Your instructions: Reproduce the entries below in full, word for word.

Begin Raw records

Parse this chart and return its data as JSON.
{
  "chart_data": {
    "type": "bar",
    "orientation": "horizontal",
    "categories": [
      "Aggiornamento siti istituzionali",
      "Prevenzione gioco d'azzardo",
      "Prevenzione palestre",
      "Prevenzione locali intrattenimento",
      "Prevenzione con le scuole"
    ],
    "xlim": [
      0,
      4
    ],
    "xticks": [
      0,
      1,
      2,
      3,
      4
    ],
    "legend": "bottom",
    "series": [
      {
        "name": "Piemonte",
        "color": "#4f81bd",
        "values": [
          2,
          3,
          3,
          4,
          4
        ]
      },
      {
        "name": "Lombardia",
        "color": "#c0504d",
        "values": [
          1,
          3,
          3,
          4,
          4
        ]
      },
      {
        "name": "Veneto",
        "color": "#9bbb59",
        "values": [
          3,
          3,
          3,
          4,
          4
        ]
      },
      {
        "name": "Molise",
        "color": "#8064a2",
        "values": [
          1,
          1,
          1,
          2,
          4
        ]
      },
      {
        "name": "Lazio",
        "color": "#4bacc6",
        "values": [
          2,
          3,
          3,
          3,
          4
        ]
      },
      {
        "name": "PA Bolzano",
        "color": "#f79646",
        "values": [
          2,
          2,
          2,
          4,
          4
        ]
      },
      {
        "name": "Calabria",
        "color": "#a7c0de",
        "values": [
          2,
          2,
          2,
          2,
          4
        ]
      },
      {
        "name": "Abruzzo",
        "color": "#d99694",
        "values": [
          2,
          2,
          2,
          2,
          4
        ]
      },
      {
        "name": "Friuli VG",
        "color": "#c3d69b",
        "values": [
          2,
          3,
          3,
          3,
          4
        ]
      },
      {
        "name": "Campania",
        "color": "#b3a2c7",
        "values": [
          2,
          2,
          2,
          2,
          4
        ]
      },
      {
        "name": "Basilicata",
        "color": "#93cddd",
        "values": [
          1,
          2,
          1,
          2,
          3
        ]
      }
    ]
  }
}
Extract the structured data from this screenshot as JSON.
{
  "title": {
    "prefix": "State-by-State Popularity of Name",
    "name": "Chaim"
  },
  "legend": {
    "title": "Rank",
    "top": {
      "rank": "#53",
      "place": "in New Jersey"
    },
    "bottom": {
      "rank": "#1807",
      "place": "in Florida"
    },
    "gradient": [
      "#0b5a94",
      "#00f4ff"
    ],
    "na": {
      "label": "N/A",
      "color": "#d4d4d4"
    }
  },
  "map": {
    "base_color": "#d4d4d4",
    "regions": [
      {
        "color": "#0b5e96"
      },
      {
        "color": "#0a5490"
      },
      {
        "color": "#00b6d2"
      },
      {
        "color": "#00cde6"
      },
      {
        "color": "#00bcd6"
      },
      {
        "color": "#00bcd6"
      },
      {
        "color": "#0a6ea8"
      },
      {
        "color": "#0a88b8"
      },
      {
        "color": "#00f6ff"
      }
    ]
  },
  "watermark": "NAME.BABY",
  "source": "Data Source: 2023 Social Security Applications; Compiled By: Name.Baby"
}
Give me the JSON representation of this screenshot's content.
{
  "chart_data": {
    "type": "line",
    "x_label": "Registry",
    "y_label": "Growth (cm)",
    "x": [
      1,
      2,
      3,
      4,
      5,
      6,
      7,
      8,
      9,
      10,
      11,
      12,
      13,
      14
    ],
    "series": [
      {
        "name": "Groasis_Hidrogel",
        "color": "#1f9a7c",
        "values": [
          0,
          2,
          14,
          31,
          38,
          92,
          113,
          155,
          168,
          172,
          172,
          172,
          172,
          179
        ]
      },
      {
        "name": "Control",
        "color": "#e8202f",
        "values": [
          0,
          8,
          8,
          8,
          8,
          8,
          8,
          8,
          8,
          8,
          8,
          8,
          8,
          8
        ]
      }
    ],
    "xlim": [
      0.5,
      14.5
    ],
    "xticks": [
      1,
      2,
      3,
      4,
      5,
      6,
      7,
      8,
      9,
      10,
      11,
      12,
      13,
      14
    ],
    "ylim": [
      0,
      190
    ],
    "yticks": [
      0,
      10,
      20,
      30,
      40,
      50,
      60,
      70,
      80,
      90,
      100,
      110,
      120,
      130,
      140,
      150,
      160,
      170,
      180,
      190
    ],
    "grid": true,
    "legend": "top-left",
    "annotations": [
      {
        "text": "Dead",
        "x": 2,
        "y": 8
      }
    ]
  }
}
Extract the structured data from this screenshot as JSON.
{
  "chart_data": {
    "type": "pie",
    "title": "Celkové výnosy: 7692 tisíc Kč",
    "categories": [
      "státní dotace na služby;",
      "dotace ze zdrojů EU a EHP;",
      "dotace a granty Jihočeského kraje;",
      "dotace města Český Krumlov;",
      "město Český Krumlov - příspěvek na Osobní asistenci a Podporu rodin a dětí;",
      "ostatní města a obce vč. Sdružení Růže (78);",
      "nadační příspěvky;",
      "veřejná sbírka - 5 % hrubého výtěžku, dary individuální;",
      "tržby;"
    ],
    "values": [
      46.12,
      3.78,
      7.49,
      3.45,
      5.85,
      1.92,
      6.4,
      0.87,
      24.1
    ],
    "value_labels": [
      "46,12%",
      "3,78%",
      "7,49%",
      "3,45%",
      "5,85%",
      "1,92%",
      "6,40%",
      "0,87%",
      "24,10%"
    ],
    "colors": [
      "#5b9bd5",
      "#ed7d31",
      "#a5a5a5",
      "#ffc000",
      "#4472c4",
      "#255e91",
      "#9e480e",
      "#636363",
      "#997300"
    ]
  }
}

End Raw records

Solution for this task:
Parse this chart and return its data as JSON.
{
  "chart_data": {
    "type": "bar",
    "orientation": "horizontal",
    "categories": [
      "Aggiornamento siti istituzionali",
      "Prevenzione gioco d'azzardo",
      "Prevenzione palestre",
      "Prevenzione locali intrattenimento",
      "Prevenzione con le scuole"
    ],
    "xlim": [
      0,
      4
    ],
    "xticks": [
      0,
      1,
      2,
      3,
      4
    ],
    "legend": "bottom",
    "series": [
      {
        "name": "Piemonte",
        "color": "#4f81bd",
        "values": [
          2,
          3,
          3,
          4,
          4
        ]
      },
      {
        "name": "Lombardia",
        "color": "#c0504d",
        "values": [
          1,
          3,
          3,
          4,
          4
        ]
      },
      {
        "name": "Veneto",
        "color": "#9bbb59",
        "values": [
          3,
          3,
          3,
          4,
          4
        ]
      },
      {
        "name": "Molise",
        "color": "#8064a2",
        "values": [
          1,
          1,
          1,
          2,
          4
        ]
      },
      {
        "name": "Lazio",
        "color": "#4bacc6",
        "values": [
          2,
          3,
          3,
          3,
          4
        ]
      },
      {
        "name": "PA Bolzano",
        "color": "#f79646",
        "values": [
          2,
          2,
          2,
          4,
          4
        ]
      },
      {
        "name": "Calabria",
        "color": "#a7c0de",
        "values": [
          2,
          2,
          2,
          2,
          4
        ]
      },
      {
        "name": "Abruzzo",
        "color": "#d99694",
        "values": [
          2,
          2,
          2,
          2,
          4
        ]
      },
      {
        "name": "Friuli VG",
        "color": "#c3d69b",
        "values": [
          2,
          3,
          3,
          3,
          4
        ]
      },
      {
        "name": "Campania",
        "color": "#b3a2c7",
        "values": [
          2,
          2,
          2,
          2,
          4
        ]
      },
      {
        "name": "Basilicata",
        "color": "#93cddd",
        "values": [
          1,
          2,
          1,
          2,
          3
        ]
      }
    ]
  }
}
Extract the structured data from this screenshot as JSON.
{
  "title": {
    "prefix": "State-by-State Popularity of Name",
    "name": "Chaim"
  },
  "legend": {
    "title": "Rank",
    "top": {
      "rank": "#53",
      "place": "in New Jersey"
    },
    "bottom": {
      "rank": "#1807",
      "place": "in Florida"
    },
    "gradient": [
      "#0b5a94",
      "#00f4ff"
    ],
    "na": {
      "label": "N/A",
      "color": "#d4d4d4"
    }
  },
  "map": {
    "base_color": "#d4d4d4",
    "regions": [
      {
        "color": "#0b5e96"
      },
      {
        "color": "#0a5490"
      },
      {
        "color": "#00b6d2"
      },
      {
        "color": "#00cde6"
      },
      {
        "color": "#00bcd6"
      },
      {
        "color": "#00bcd6"
      },
      {
        "color": "#0a6ea8"
      },
      {
        "color": "#0a88b8"
      },
      {
        "color": "#00f6ff"
      }
    ]
  },
  "watermark": "NAME.BABY",
  "source": "Data Source: 2023 Social Security Applications; Compiled By: Name.Baby"
}
Give me the JSON representation of this screenshot's content.
{
  "chart_data": {
    "type": "line",
    "x_label": "Registry",
    "y_label": "Growth (cm)",
    "x": [
      1,
      2,
      3,
      4,
      5,
      6,
      7,
      8,
      9,
      10,
      11,
      12,
      13,
      14
    ],
    "series": [
      {
        "name": "Groasis_Hidrogel",
        "color": "#1f9a7c",
        "values": [
          0,
          2,
          14,
          31,
          38,
          92,
          113,
          155,
          168,
          172,
          172,
          172,
          172,
          179
        ]
      },
      {
        "name": "Control",
        "color": "#e8202f",
        "values": [
          0,
          8,
          8,
          8,
          8,
          8,
          8,
          8,
          8,
          8,
          8,
          8,
          8,
          8
        ]
      }
    ],
    "xlim": [
      0.5,
      14.5
    ],
    "xticks": [
      1,
      2,
      3,
      4,
      5,
      6,
      7,
      8,
      9,
      10,
      11,
      12,
      13,
      14
    ],
    "ylim": [
      0,
      190
    ],
    "yticks": [
      0,
      10,
      20,
      30,
      40,
      50,
      60,
      70,
      80,
      90,
      100,
      110,
      120,
      130,
      140,
      150,
      160,
      170,
      180,
      190
    ],
    "grid": true,
    "legend": "top-left",
    "annotations": [
      {
        "text": "Dead",
        "x": 2,
        "y": 8
      }
    ]
  }
}
Extract the structured data from this screenshot as JSON.
{
  "chart_data": {
    "type": "pie",
    "title": "Celkové výnosy: 7692 tisíc Kč",
    "categories": [
      "státní dotace na služby;",
      "dotace ze zdrojů EU a EHP;",
      "dotace a granty Jihočeského kraje;",
      "dotace města Český Krumlov;",
      "město Český Krumlov - příspěvek na Osobní asistenci a Podporu rodin a dětí;",
      "ostatní města a obce vč. Sdružení Růže (78);",
      "nadační příspěvky;",
      "veřejná sbírka - 5 % hrubého výtěžku, dary individuální;",
      "tržby;"
    ],
    "values": [
      46.12,
      3.78,
      7.49,
      3.45,
      5.85,
      1.92,
      6.4,
      0.87,
      24.1
    ],
    "value_labels": [
      "46,12%",
      "3,78%",
      "7,49%",
      "3,45%",
      "5,85%",
      "1,92%",
      "6,40%",
      "0,87%",
      "24,10%"
    ],
    "colors": [
      "#5b9bd5",
      "#ed7d31",
      "#a5a5a5",
      "#ffc000",
      "#4472c4",
      "#255e91",
      "#9e480e",
      "#636363",
      "#997300"
    ]
  }
}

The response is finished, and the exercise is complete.